▶ **Task instructions**
Every line of the records must be repeated exactly; pictures stay out.

▶ **Dataset records**
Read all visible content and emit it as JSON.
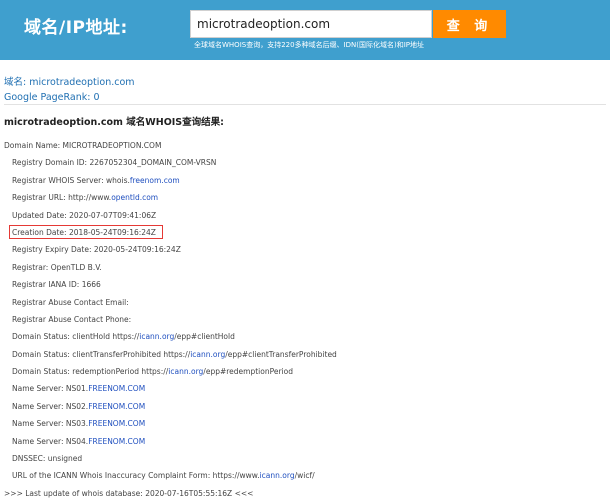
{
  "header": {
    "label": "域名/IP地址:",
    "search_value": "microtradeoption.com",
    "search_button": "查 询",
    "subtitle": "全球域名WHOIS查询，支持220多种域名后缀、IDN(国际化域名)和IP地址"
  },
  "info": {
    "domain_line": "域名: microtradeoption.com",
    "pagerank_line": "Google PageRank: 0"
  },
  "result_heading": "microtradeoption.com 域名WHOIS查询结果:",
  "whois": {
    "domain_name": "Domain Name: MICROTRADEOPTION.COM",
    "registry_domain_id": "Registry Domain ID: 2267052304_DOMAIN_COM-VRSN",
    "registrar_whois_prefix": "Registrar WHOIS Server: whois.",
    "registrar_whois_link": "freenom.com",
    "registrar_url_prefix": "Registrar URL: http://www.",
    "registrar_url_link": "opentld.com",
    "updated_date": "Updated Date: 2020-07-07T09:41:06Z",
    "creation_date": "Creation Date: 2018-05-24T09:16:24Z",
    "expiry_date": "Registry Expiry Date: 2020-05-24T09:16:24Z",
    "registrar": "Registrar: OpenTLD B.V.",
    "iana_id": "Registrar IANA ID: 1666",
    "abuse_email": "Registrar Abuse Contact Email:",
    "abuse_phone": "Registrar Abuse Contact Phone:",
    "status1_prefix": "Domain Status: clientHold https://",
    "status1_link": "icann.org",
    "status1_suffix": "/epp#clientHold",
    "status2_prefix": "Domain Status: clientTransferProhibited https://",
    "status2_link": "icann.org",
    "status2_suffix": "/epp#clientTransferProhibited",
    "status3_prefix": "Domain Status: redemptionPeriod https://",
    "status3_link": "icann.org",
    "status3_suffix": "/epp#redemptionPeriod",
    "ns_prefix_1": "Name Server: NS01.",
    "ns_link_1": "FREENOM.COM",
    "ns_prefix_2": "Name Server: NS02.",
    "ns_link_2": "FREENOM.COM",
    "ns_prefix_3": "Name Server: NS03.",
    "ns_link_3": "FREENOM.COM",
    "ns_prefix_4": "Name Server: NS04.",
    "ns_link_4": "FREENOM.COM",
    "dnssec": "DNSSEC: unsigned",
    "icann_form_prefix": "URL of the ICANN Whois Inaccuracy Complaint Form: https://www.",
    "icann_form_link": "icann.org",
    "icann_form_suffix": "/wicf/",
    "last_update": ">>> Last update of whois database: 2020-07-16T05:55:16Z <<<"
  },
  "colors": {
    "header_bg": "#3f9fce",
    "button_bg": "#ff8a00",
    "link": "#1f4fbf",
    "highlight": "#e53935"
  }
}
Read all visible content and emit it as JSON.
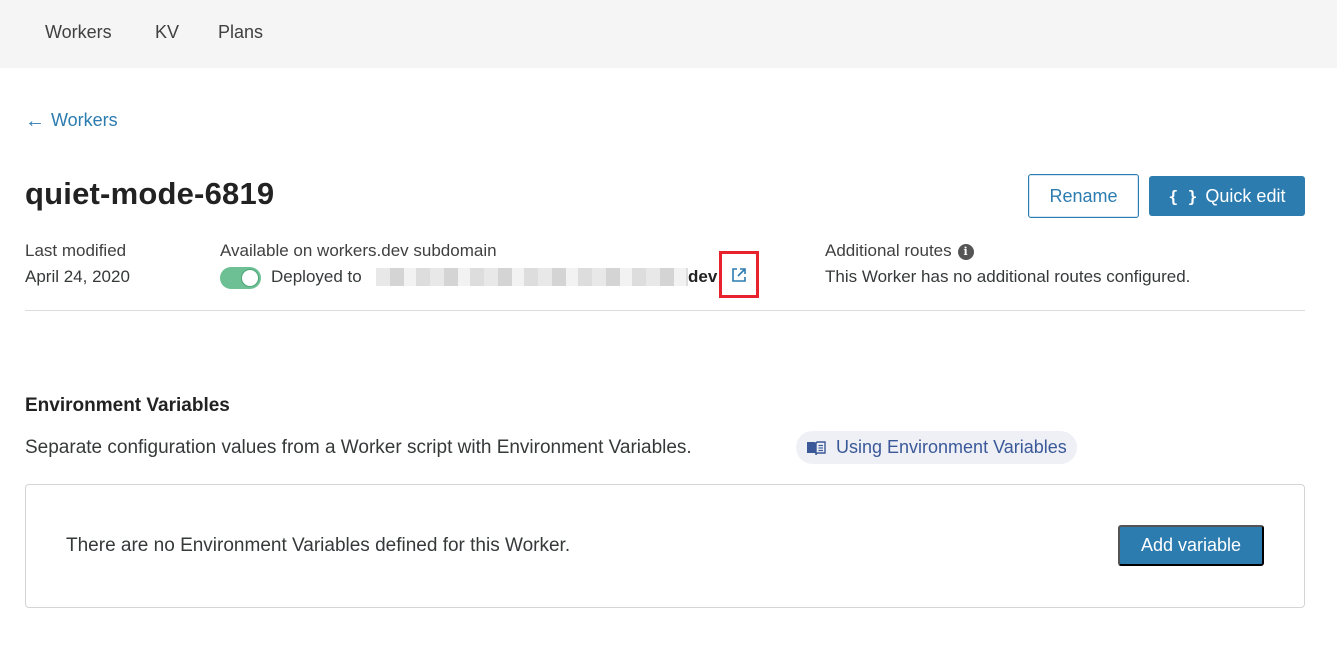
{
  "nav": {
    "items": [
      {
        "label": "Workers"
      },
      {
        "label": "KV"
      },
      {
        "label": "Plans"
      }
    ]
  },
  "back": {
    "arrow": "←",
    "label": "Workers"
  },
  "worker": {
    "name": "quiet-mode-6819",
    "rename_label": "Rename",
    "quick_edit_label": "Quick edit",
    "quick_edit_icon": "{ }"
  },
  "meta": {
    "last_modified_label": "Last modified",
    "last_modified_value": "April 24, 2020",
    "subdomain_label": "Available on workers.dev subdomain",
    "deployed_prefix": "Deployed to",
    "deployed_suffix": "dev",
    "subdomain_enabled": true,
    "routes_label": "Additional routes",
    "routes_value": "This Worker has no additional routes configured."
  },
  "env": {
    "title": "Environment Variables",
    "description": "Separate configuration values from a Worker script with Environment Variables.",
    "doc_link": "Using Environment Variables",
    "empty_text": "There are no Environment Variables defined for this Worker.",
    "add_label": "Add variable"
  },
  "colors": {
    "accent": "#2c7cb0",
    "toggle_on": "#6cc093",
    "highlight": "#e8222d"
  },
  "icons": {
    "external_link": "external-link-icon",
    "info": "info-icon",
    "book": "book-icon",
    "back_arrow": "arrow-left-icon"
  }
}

▶ **Completed exercise**
Read all visible content and emit it as JSON.
{
  "header": {
    "label": "域名/IP地址:",
    "search_value": "microtradeoption.com",
    "search_button": "查 询",
    "subtitle": "全球域名WHOIS查询，支持220多种域名后缀、IDN(国际化域名)和IP地址"
  },
  "info": {
    "domain_line": "域名: microtradeoption.com",
    "pagerank_line": "Google PageRank: 0"
  },
  "result_heading": "microtradeoption.com 域名WHOIS查询结果:",
  "whois": {
    "domain_name": "Domain Name: MICROTRADEOPTION.COM",
    "registry_domain_id": "Registry Domain ID: 2267052304_DOMAIN_COM-VRSN",
    "registrar_whois_prefix": "Registrar WHOIS Server: whois.",
    "registrar_whois_link": "freenom.com",
    "registrar_url_prefix": "Registrar URL: http://www.",
    "registrar_url_link": "opentld.com",
    "updated_date": "Updated Date: 2020-07-07T09:41:06Z",
    "creation_date": "Creation Date: 2018-05-24T09:16:24Z",
    "expiry_date": "Registry Expiry Date: 2020-05-24T09:16:24Z",
    "registrar": "Registrar: OpenTLD B.V.",
    "iana_id": "Registrar IANA ID: 1666",
    "abuse_email": "Registrar Abuse Contact Email:",
    "abuse_phone": "Registrar Abuse Contact Phone:",
    "status1_prefix": "Domain Status: clientHold https://",
    "status1_link": "icann.org",
    "status1_suffix": "/epp#clientHold",
    "status2_prefix": "Domain Status: clientTransferProhibited https://",
    "status2_link": "icann.org",
    "status2_suffix": "/epp#clientTransferProhibited",
    "status3_prefix": "Domain Status: redemptionPeriod https://",
    "status3_link": "icann.org",
    "status3_suffix": "/epp#redemptionPeriod",
    "ns_prefix_1": "Name Server: NS01.",
    "ns_link_1": "FREENOM.COM",
    "ns_prefix_2": "Name Server: NS02.",
    "ns_link_2": "FREENOM.COM",
    "ns_prefix_3": "Name Server: NS03.",
    "ns_link_3": "FREENOM.COM",
    "ns_prefix_4": "Name Server: NS04.",
    "ns_link_4": "FREENOM.COM",
    "dnssec": "DNSSEC: unsigned",
    "icann_form_prefix": "URL of the ICANN Whois Inaccuracy Complaint Form: https://www.",
    "icann_form_link": "icann.org",
    "icann_form_suffix": "/wicf/",
    "last_update": ">>> Last update of whois database: 2020-07-16T05:55:16Z <<<"
  },
  "colors": {
    "header_bg": "#3f9fce",
    "button_bg": "#ff8a00",
    "link": "#1f4fbf",
    "highlight": "#e53935"
  }
}
Read all visible content and emit it as JSON.
{
  "nav": {
    "items": [
      {
        "label": "Workers"
      },
      {
        "label": "KV"
      },
      {
        "label": "Plans"
      }
    ]
  },
  "back": {
    "arrow": "←",
    "label": "Workers"
  },
  "worker": {
    "name": "quiet-mode-6819",
    "rename_label": "Rename",
    "quick_edit_label": "Quick edit",
    "quick_edit_icon": "{ }"
  },
  "meta": {
    "last_modified_label": "Last modified",
    "last_modified_value": "April 24, 2020",
    "subdomain_label": "Available on workers.dev subdomain",
    "deployed_prefix": "Deployed to",
    "deployed_suffix": "dev",
    "subdomain_enabled": true,
    "routes_label": "Additional routes",
    "routes_value": "This Worker has no additional routes configured."
  },
  "env": {
    "title": "Environment Variables",
    "description": "Separate configuration values from a Worker script with Environment Variables.",
    "doc_link": "Using Environment Variables",
    "empty_text": "There are no Environment Variables defined for this Worker.",
    "add_label": "Add variable"
  },
  "colors": {
    "accent": "#2c7cb0",
    "toggle_on": "#6cc093",
    "highlight": "#e8222d"
  },
  "icons": {
    "external_link": "external-link-icon",
    "info": "info-icon",
    "book": "book-icon",
    "back_arrow": "arrow-left-icon"
  }
}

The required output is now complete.